TRY IT: The result should be a full, exact repeat of the entries, free of pictures.
(RECORDS begins)
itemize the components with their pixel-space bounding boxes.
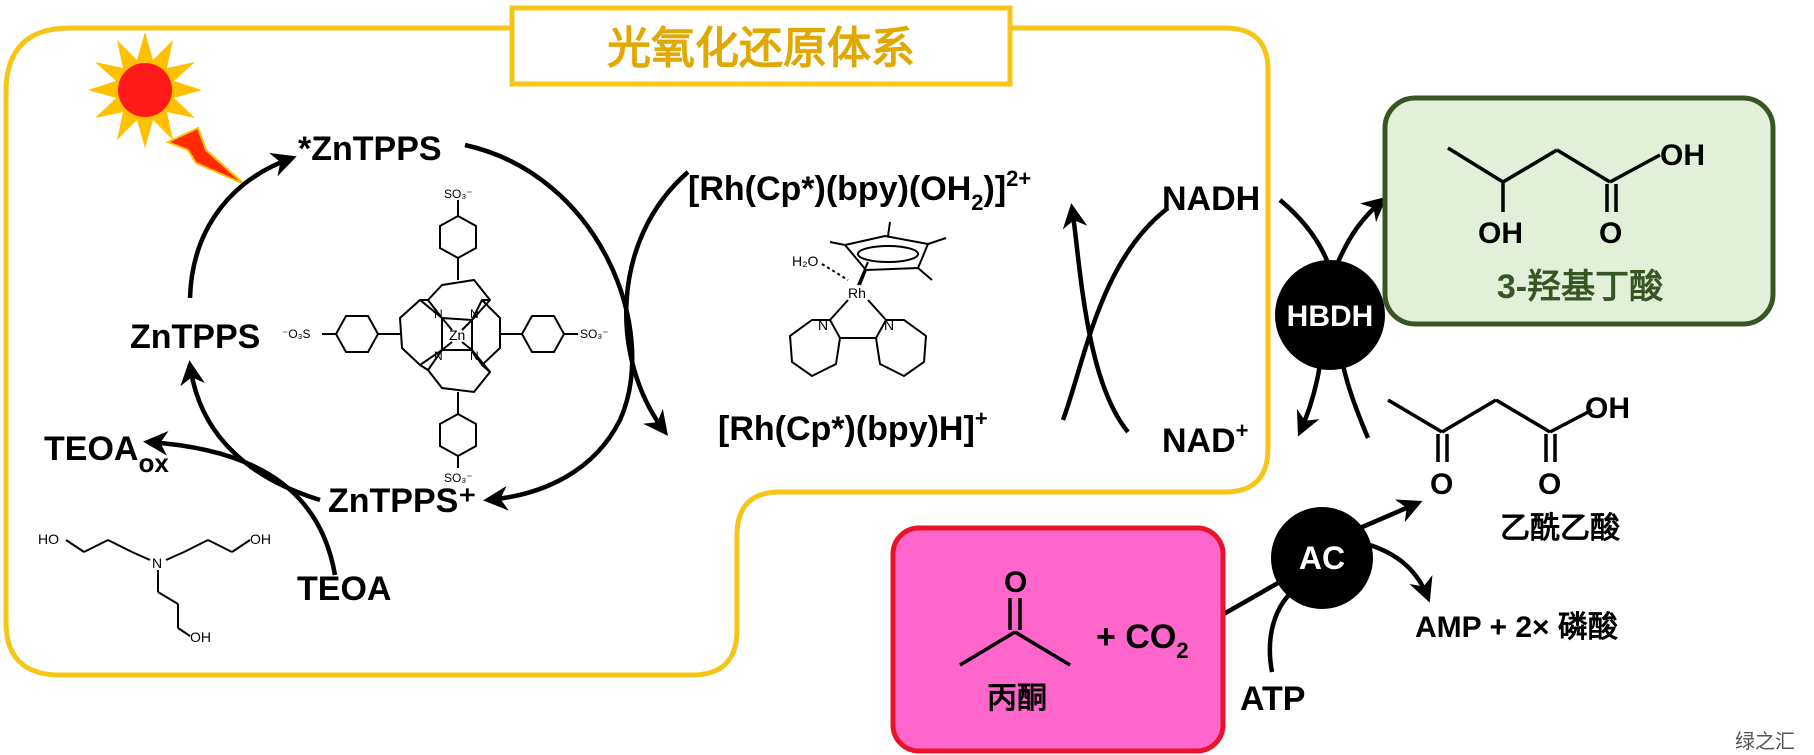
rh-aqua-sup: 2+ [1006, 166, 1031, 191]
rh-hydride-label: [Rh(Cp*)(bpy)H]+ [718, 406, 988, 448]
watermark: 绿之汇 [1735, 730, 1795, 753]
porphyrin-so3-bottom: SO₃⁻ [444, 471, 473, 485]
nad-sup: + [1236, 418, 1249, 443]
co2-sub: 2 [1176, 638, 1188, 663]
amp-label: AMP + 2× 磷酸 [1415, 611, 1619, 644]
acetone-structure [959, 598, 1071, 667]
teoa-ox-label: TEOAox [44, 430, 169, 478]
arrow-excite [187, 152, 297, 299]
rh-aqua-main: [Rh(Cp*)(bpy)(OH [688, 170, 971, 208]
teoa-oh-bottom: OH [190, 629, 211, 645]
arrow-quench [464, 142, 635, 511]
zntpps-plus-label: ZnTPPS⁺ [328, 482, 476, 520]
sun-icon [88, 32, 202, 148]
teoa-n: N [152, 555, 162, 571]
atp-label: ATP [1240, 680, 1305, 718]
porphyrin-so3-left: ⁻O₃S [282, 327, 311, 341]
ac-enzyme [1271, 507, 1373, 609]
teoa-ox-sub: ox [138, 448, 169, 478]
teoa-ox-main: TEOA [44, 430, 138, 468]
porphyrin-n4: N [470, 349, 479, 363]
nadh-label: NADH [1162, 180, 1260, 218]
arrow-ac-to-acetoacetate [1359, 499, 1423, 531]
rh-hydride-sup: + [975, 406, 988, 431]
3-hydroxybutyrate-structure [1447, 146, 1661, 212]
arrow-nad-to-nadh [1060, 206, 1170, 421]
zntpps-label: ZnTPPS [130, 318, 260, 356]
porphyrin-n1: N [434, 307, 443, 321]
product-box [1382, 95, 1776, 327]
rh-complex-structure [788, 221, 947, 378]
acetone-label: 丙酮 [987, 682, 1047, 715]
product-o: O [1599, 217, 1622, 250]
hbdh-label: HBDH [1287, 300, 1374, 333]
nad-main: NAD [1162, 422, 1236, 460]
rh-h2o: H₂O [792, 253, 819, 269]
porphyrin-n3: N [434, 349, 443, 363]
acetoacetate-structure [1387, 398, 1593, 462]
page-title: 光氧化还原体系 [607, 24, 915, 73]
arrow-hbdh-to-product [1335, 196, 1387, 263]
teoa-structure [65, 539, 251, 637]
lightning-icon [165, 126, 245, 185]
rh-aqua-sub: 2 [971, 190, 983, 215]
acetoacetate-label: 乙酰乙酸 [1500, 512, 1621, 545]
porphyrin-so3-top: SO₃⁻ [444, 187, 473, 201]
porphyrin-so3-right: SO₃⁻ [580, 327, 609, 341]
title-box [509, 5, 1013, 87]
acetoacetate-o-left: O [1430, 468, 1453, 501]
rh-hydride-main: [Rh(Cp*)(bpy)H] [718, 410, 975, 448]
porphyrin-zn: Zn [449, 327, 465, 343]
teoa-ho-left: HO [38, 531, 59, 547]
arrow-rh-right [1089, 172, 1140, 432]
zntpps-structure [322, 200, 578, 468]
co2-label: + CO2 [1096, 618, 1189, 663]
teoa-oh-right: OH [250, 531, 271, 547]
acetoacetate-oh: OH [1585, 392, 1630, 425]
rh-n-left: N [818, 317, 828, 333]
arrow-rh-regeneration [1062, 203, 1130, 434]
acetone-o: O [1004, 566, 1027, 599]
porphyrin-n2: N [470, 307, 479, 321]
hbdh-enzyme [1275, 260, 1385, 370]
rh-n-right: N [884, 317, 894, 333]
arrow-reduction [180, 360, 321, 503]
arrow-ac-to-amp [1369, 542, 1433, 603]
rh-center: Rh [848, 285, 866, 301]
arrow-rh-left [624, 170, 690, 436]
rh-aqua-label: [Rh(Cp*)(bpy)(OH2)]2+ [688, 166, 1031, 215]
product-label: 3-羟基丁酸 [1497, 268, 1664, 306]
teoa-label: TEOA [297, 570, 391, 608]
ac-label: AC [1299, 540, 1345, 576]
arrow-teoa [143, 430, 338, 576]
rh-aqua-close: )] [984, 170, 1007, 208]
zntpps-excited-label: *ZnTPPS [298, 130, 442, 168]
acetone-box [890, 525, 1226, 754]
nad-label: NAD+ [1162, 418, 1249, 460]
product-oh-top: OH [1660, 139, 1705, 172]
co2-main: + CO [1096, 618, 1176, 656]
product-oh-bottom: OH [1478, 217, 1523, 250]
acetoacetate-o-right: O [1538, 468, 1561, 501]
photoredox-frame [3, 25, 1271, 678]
(RECORDS ends)
RESPONSE:
itemize the components with their pixel-space bounding boxes.
rh-aqua-sup: 2+ [1006, 166, 1031, 191]
rh-hydride-label: [Rh(Cp*)(bpy)H]+ [718, 406, 988, 448]
watermark: 绿之汇 [1735, 730, 1795, 753]
porphyrin-so3-bottom: SO₃⁻ [444, 471, 473, 485]
nad-sup: + [1236, 418, 1249, 443]
co2-sub: 2 [1176, 638, 1188, 663]
amp-label: AMP + 2× 磷酸 [1415, 611, 1619, 644]
acetone-structure [959, 598, 1071, 667]
teoa-ox-label: TEOAox [44, 430, 169, 478]
arrow-excite [187, 152, 297, 299]
rh-aqua-main: [Rh(Cp*)(bpy)(OH [688, 170, 971, 208]
teoa-oh-bottom: OH [190, 629, 211, 645]
arrow-quench [464, 142, 635, 511]
zntpps-plus-label: ZnTPPS⁺ [328, 482, 476, 520]
sun-icon [88, 32, 202, 148]
teoa-n: N [152, 555, 162, 571]
atp-label: ATP [1240, 680, 1305, 718]
porphyrin-so3-left: ⁻O₃S [282, 327, 311, 341]
ac-enzyme [1271, 507, 1373, 609]
teoa-ox-sub: ox [138, 448, 169, 478]
teoa-ox-main: TEOA [44, 430, 138, 468]
porphyrin-n4: N [470, 349, 479, 363]
nadh-label: NADH [1162, 180, 1260, 218]
arrow-ac-to-acetoacetate [1359, 499, 1423, 531]
rh-hydride-sup: + [975, 406, 988, 431]
3-hydroxybutyrate-structure [1447, 146, 1661, 212]
arrow-nad-to-nadh [1060, 206, 1170, 421]
zntpps-label: ZnTPPS [130, 318, 260, 356]
porphyrin-n1: N [434, 307, 443, 321]
product-box [1382, 95, 1776, 327]
rh-complex-structure [788, 221, 947, 378]
acetone-label: 丙酮 [987, 682, 1047, 715]
product-o: O [1599, 217, 1622, 250]
hbdh-label: HBDH [1287, 300, 1374, 333]
nad-main: NAD [1162, 422, 1236, 460]
rh-h2o: H₂O [792, 253, 819, 269]
porphyrin-n3: N [434, 349, 443, 363]
acetoacetate-structure [1387, 398, 1593, 462]
page-title: 光氧化还原体系 [607, 24, 915, 73]
arrow-hbdh-to-product [1335, 196, 1387, 263]
teoa-structure [65, 539, 251, 637]
lightning-icon [165, 126, 245, 185]
rh-aqua-sub: 2 [971, 190, 983, 215]
acetoacetate-label: 乙酰乙酸 [1500, 512, 1621, 545]
porphyrin-so3-top: SO₃⁻ [444, 187, 473, 201]
porphyrin-so3-right: SO₃⁻ [580, 327, 609, 341]
title-box [509, 5, 1013, 87]
acetoacetate-o-left: O [1430, 468, 1453, 501]
rh-hydride-main: [Rh(Cp*)(bpy)H] [718, 410, 975, 448]
porphyrin-zn: Zn [449, 327, 465, 343]
teoa-ho-left: HO [38, 531, 59, 547]
arrow-rh-right [1089, 172, 1140, 432]
zntpps-structure [322, 200, 578, 468]
co2-label: + CO2 [1096, 618, 1189, 663]
teoa-oh-right: OH [250, 531, 271, 547]
acetoacetate-oh: OH [1585, 392, 1630, 425]
rh-n-left: N [818, 317, 828, 333]
arrow-rh-regeneration [1062, 203, 1130, 434]
acetone-o: O [1004, 566, 1027, 599]
porphyrin-n2: N [470, 307, 479, 321]
hbdh-enzyme [1275, 260, 1385, 370]
rh-n-right: N [884, 317, 894, 333]
arrow-reduction [180, 360, 321, 503]
arrow-ac-to-amp [1369, 542, 1433, 603]
rh-center: Rh [848, 285, 866, 301]
arrow-rh-left [624, 170, 690, 436]
rh-aqua-label: [Rh(Cp*)(bpy)(OH2)]2+ [688, 166, 1031, 215]
product-label: 3-羟基丁酸 [1497, 268, 1664, 306]
teoa-label: TEOA [297, 570, 391, 608]
ac-label: AC [1299, 540, 1345, 576]
arrow-teoa [143, 430, 338, 576]
rh-aqua-close: )] [984, 170, 1007, 208]
zntpps-excited-label: *ZnTPPS [298, 130, 442, 168]
acetone-box [890, 525, 1226, 754]
nad-label: NAD+ [1162, 418, 1249, 460]
product-oh-top: OH [1660, 139, 1705, 172]
co2-main: + CO [1096, 618, 1176, 656]
product-oh-bottom: OH [1478, 217, 1523, 250]
acetoacetate-o-right: O [1538, 468, 1561, 501]
photoredox-frame [3, 25, 1271, 678]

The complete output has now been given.